■ CONSIGNE DONNÉE 1
Résumez en deux phrases le texte sur les quatre catégories de fonctionnalités.

====== TEXTE FOURNI

Ces fonctionnalités sont de quatre catégories :

Mémoire cloisonnée. Possibilité de cloisonner et de cacher les pages de la mémoire principale pour qu'aucune application "Palladium" ne puisse être modifiée ou observée par aucune autre application ou même par le système d'exploitation lui-même.

Attestation. Capacité d'un programme à signer numériquement ou à attester des données et à garantir ensuite au destinataire de ces données signées que celles-ci ont été construites par une pile logicielle infalsifiable et identifiée grâce à un procédé de chiffrement.

Stockage scellé. Capacité à stocker des informations afin qu'une application "Palladium" puisse imposer que les informations en question ne soient accessibles qu'uniquement à elle-même ou à un ensemble d'autres composants logiciels approuvés et identifiables par un procédé de chiffrement.

Entrée et sortie sécurisées. Chemin sécurisé entre le clavier et la souris jusqu'aux applications "Palladium", et chemin sécurisé depuis les applications "Palladium" jusqu'à une zone de l'écran.

============
====== LIGNES BRUTES

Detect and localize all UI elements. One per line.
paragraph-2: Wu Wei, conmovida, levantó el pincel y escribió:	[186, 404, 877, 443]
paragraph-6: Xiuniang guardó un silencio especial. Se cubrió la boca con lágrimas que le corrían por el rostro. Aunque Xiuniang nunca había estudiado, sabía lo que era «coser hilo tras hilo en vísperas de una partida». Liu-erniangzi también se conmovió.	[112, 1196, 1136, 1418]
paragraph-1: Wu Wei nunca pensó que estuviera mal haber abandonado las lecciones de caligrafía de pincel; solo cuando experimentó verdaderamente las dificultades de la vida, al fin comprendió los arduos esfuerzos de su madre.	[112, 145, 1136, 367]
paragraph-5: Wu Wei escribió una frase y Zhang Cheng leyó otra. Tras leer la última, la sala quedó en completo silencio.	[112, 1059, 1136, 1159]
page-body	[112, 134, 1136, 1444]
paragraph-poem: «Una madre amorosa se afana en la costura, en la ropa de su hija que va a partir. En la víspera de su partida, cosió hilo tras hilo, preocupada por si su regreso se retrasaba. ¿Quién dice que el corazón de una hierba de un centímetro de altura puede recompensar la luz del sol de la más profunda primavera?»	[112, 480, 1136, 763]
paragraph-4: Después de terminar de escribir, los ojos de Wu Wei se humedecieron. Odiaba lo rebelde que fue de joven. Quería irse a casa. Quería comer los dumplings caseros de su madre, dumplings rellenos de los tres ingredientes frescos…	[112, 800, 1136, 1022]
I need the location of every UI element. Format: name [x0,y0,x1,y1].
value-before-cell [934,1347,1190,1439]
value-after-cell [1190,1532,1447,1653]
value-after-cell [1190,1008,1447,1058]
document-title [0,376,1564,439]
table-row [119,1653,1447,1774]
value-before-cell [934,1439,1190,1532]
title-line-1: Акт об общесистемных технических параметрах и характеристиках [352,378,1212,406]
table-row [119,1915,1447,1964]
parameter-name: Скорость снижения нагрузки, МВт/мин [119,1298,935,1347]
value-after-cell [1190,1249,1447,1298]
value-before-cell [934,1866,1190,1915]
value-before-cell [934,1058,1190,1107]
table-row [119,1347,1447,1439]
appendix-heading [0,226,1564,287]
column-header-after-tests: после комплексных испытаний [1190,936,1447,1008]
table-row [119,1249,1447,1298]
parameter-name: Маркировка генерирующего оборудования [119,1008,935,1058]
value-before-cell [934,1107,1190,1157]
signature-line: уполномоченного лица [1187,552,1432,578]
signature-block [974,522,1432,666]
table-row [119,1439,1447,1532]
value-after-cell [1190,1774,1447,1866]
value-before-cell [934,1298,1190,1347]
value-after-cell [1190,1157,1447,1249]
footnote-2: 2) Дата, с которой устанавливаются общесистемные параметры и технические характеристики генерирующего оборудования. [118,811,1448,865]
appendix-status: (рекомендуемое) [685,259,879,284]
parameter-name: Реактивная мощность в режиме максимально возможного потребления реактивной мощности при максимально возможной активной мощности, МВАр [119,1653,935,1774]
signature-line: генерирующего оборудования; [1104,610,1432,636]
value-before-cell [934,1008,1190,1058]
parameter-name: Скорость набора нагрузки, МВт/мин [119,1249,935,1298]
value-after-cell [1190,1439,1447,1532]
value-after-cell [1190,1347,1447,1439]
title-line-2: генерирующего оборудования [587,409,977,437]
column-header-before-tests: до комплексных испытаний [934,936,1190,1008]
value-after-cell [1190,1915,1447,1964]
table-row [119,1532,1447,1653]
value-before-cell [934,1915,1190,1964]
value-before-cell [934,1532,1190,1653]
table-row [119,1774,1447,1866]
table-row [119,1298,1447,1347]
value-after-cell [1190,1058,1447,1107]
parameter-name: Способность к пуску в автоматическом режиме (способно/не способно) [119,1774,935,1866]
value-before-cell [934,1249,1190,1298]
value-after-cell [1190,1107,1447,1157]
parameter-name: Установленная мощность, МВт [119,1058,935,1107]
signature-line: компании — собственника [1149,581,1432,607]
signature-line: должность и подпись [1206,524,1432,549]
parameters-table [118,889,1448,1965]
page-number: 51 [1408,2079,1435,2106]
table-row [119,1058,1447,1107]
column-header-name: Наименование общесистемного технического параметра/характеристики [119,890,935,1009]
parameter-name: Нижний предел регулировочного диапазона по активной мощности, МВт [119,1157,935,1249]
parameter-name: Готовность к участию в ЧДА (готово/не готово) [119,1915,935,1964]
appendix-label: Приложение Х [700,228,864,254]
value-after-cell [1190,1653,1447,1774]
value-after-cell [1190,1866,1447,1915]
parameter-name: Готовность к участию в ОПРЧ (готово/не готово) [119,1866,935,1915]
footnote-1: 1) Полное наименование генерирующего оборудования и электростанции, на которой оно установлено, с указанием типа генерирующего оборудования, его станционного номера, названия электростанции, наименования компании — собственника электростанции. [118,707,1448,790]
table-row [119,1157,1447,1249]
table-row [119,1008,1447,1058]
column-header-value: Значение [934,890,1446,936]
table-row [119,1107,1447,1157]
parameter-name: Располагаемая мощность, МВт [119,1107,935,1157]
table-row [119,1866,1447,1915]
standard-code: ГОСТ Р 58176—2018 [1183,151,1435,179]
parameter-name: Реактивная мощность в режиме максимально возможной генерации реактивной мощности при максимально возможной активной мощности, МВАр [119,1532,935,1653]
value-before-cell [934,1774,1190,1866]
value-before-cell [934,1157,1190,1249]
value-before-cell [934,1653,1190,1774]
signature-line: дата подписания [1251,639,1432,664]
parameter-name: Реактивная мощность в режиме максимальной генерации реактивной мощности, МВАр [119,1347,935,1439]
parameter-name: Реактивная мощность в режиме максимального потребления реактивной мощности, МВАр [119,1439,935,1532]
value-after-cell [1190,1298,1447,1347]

============

■ CONSIGNE DONNÉE 2
Convertissez en tableau Markdown la partie des lignes brutes qui va du début jusqu'à la ligne contenant "paragraph-2: Wu Wei, conmovida, levantó", celle-ci comprise, avec les colonnes « Numéro » et « Ligne », en omettant les lignes vides.

■ RÉPONSE COMPLÈTE 1
Ces fonctionnalités se répartissent en quatre catégories : la mémoire cloisonnée, l'attestation, le stockage scellé, ainsi que l'entrée et la sortie sécurisées. Elles servent à protéger les pages mémoire des applications « Palladium », à garantir par chiffrement l'origine des données signées, à réserver l'accès aux informations stockées à des composants approuvés et à établir des chemins sécurisés du clavier et de la souris vers ces applications, puis de ces applications vers une zone de l'écran.

■ RÉPONSE COMPLÈTE 2
| Numéro | Ligne |
|---|---|
| 1 | Detect and localize all UI elements. One per line. |
| 2 | paragraph-2: Wu Wei, conmovida, levantó el pincel y escribió:	[186, 404, 877, 443] |